» Exercise goal:
Each line of the material must be returned exactly.

» Supplied information:
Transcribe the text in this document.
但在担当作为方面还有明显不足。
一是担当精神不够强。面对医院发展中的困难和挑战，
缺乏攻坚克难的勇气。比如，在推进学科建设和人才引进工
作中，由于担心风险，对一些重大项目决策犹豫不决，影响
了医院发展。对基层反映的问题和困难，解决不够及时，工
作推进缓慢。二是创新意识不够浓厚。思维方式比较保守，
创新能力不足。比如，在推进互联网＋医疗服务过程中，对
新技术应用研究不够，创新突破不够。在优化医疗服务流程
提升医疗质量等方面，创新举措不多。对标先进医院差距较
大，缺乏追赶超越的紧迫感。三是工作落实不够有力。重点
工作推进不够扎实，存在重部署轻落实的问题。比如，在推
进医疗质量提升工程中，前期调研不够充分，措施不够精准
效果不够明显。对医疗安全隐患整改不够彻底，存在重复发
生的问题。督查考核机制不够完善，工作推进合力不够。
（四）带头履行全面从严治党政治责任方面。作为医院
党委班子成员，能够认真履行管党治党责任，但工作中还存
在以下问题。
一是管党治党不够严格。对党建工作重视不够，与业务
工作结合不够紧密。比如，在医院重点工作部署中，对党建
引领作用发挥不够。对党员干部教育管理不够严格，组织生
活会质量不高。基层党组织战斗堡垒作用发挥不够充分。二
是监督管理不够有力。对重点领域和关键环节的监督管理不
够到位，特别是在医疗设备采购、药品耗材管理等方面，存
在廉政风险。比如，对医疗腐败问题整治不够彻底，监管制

» Task output:
Transcribe the text in this document.
但在担当作为方面还有明显不足。
一是担当精神不够强。面对医院发展中的困难和挑战，
缺乏攻坚克难的勇气。比如，在推进学科建设和人才引进工
作中，由于担心风险，对一些重大项目决策犹豫不决，影响
了医院发展。对基层反映的问题和困难，解决不够及时，工
作推进缓慢。二是创新意识不够浓厚。思维方式比较保守，
创新能力不足。比如，在推进互联网＋医疗服务过程中，对
新技术应用研究不够，创新突破不够。在优化医疗服务流程
提升医疗质量等方面，创新举措不多。对标先进医院差距较
大，缺乏追赶超越的紧迫感。三是工作落实不够有力。重点
工作推进不够扎实，存在重部署轻落实的问题。比如，在推
进医疗质量提升工程中，前期调研不够充分，措施不够精准
效果不够明显。对医疗安全隐患整改不够彻底，存在重复发
生的问题。督查考核机制不够完善，工作推进合力不够。
（四）带头履行全面从严治党政治责任方面。作为医院
党委班子成员，能够认真履行管党治党责任，但工作中还存
在以下问题。
一是管党治党不够严格。对党建工作重视不够，与业务
工作结合不够紧密。比如，在医院重点工作部署中，对党建
引领作用发挥不够。对党员干部教育管理不够严格，组织生
活会质量不高。基层党组织战斗堡垒作用发挥不够充分。二
是监督管理不够有力。对重点领域和关键环节的监督管理不
够到位，特别是在医疗设备采购、药品耗材管理等方面，存
在廉政风险。比如，对医疗腐败问题整治不够彻底，监管制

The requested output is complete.